→ **TASK PROMPT**
Copy each of the following records character for character, keeping every line in its original order.

→ **EXTRACTED RECORDS**
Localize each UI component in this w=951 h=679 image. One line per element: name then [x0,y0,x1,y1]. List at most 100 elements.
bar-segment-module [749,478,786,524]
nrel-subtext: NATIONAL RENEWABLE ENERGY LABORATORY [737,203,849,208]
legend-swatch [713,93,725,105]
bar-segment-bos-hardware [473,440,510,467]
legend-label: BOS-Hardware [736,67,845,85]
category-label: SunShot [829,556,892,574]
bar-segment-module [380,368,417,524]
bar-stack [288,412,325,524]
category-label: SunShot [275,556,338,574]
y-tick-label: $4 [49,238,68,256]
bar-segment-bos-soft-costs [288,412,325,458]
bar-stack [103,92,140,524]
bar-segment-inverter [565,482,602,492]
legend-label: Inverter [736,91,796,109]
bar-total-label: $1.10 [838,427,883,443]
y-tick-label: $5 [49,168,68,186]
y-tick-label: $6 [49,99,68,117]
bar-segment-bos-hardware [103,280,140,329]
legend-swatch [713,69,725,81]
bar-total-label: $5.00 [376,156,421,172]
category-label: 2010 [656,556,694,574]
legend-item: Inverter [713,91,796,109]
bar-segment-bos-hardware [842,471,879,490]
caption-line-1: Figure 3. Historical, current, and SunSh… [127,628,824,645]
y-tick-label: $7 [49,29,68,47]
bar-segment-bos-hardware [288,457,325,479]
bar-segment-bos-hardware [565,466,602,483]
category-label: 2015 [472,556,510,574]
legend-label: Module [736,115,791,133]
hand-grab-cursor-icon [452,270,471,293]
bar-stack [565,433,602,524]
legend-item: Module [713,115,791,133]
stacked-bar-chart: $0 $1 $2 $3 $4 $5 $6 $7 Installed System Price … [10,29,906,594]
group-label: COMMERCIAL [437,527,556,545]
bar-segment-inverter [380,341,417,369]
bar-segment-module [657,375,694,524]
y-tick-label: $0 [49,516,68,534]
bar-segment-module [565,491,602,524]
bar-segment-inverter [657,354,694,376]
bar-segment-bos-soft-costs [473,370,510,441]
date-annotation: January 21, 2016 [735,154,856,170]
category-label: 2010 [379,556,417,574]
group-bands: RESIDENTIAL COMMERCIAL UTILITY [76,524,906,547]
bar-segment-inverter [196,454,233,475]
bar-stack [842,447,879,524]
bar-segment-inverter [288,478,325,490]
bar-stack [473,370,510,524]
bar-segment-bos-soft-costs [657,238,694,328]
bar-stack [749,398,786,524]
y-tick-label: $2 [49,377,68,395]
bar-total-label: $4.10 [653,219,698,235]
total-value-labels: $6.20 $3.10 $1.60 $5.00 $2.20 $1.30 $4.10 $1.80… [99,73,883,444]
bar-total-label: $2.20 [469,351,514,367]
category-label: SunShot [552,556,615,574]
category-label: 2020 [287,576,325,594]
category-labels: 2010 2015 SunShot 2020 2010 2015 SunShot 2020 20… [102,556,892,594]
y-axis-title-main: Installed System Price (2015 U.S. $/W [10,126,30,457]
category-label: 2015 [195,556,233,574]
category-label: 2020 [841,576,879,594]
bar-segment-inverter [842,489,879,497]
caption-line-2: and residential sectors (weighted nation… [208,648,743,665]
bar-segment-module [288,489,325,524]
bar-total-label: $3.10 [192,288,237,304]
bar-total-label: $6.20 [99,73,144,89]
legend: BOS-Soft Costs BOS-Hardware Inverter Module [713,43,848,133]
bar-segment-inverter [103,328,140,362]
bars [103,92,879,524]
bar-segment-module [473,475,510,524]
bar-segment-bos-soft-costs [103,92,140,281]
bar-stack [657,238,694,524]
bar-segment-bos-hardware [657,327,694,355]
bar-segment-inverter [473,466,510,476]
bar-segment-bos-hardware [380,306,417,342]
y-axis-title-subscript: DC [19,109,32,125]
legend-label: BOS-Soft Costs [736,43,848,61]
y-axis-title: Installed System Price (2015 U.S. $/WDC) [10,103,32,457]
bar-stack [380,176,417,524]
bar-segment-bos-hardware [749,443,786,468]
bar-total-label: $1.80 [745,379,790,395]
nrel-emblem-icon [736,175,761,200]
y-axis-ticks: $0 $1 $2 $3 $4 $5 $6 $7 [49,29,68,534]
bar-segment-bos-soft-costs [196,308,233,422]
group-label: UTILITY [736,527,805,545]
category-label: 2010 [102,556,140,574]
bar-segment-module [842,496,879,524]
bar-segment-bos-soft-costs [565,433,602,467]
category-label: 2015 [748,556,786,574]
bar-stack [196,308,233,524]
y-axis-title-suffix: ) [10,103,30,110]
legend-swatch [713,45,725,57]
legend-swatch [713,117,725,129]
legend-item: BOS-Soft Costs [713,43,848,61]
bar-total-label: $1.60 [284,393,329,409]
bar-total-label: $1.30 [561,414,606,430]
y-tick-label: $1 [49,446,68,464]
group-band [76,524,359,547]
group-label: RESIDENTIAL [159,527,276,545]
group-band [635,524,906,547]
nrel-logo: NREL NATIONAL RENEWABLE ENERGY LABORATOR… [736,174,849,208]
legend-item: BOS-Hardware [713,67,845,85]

→ **TASK RESULT**
Localize each UI component in this w=951 h=679 image. One line per element: name then [x0,y0,x1,y1]. List at most 100 elements.
bar-segment-module [749,478,786,524]
nrel-subtext: NATIONAL RENEWABLE ENERGY LABORATORY [737,203,849,208]
legend-swatch [713,93,725,105]
bar-segment-bos-hardware [473,440,510,467]
legend-label: BOS-Hardware [736,67,845,85]
category-label: SunShot [829,556,892,574]
bar-segment-module [380,368,417,524]
bar-stack [288,412,325,524]
category-label: SunShot [275,556,338,574]
y-tick-label: $4 [49,238,68,256]
bar-segment-bos-soft-costs [288,412,325,458]
bar-stack [103,92,140,524]
bar-segment-inverter [565,482,602,492]
legend-label: Inverter [736,91,796,109]
bar-total-label: $1.10 [838,427,883,443]
y-tick-label: $5 [49,168,68,186]
y-tick-label: $6 [49,99,68,117]
bar-segment-bos-hardware [103,280,140,329]
legend-swatch [713,69,725,81]
bar-total-label: $5.00 [376,156,421,172]
category-label: 2010 [656,556,694,574]
legend-item: Inverter [713,91,796,109]
bar-segment-bos-hardware [842,471,879,490]
caption-line-1: Figure 3. Historical, current, and SunSh… [127,628,824,645]
y-tick-label: $7 [49,29,68,47]
bar-segment-bos-hardware [288,457,325,479]
bar-segment-bos-hardware [565,466,602,483]
category-label: 2015 [472,556,510,574]
legend-label: Module [736,115,791,133]
hand-grab-cursor-icon [452,270,471,293]
bar-stack [565,433,602,524]
legend-item: Module [713,115,791,133]
stacked-bar-chart: $0 $1 $2 $3 $4 $5 $6 $7 Installed System Price … [10,29,906,594]
group-label: COMMERCIAL [437,527,556,545]
bar-segment-inverter [380,341,417,369]
bar-segment-module [657,375,694,524]
y-tick-label: $0 [49,516,68,534]
bar-segment-module [565,491,602,524]
bar-segment-inverter [657,354,694,376]
bar-segment-bos-soft-costs [473,370,510,441]
date-annotation: January 21, 2016 [735,154,856,170]
category-label: 2010 [379,556,417,574]
group-bands: RESIDENTIAL COMMERCIAL UTILITY [76,524,906,547]
bar-segment-inverter [196,454,233,475]
bar-stack [842,447,879,524]
bar-segment-inverter [288,478,325,490]
bar-stack [473,370,510,524]
bar-segment-bos-soft-costs [657,238,694,328]
bar-stack [749,398,786,524]
y-tick-label: $2 [49,377,68,395]
bar-total-label: $4.10 [653,219,698,235]
total-value-labels: $6.20 $3.10 $1.60 $5.00 $2.20 $1.30 $4.10 $1.80… [99,73,883,444]
bar-total-label: $2.20 [469,351,514,367]
category-label: SunShot [552,556,615,574]
category-label: 2020 [287,576,325,594]
category-labels: 2010 2015 SunShot 2020 2010 2015 SunShot 2020 20… [102,556,892,594]
y-axis-title-main: Installed System Price (2015 U.S. $/W [10,126,30,457]
category-label: 2015 [195,556,233,574]
category-label: 2020 [841,576,879,594]
bar-segment-inverter [842,489,879,497]
caption-line-2: and residential sectors (weighted nation… [208,648,743,665]
bar-segment-module [288,489,325,524]
bar-total-label: $3.10 [192,288,237,304]
bar-total-label: $6.20 [99,73,144,89]
legend: BOS-Soft Costs BOS-Hardware Inverter Module [713,43,848,133]
bar-segment-inverter [103,328,140,362]
bars [103,92,879,524]
bar-segment-module [473,475,510,524]
bar-segment-bos-soft-costs [103,92,140,281]
bar-stack [657,238,694,524]
bar-segment-bos-hardware [657,327,694,355]
bar-segment-inverter [473,466,510,476]
bar-segment-bos-hardware [380,306,417,342]
y-axis-title-subscript: DC [19,109,32,125]
legend-label: BOS-Soft Costs [736,43,848,61]
y-axis-title: Installed System Price (2015 U.S. $/WDC) [10,103,32,457]
bar-stack [380,176,417,524]
bar-segment-bos-hardware [749,443,786,468]
bar-total-label: $1.80 [745,379,790,395]
nrel-emblem-icon [736,175,761,200]
y-axis-ticks: $0 $1 $2 $3 $4 $5 $6 $7 [49,29,68,534]
bar-segment-bos-soft-costs [196,308,233,422]
group-label: UTILITY [736,527,805,545]
category-label: 2010 [102,556,140,574]
bar-segment-module [842,496,879,524]
bar-segment-bos-soft-costs [565,433,602,467]
category-label: 2015 [748,556,786,574]
bar-stack [196,308,233,524]
y-axis-title-suffix: ) [10,103,30,110]
legend-swatch [713,45,725,57]
legend-swatch [713,117,725,129]
legend-item: BOS-Soft Costs [713,43,848,61]
bar-total-label: $1.60 [284,393,329,409]
bar-total-label: $1.30 [561,414,606,430]
y-tick-label: $1 [49,446,68,464]
group-band [76,524,359,547]
group-label: RESIDENTIAL [159,527,276,545]
group-band [635,524,906,547]
nrel-logo: NREL NATIONAL RENEWABLE ENERGY LABORATOR… [736,174,849,208]
legend-item: BOS-Hardware [713,67,845,85]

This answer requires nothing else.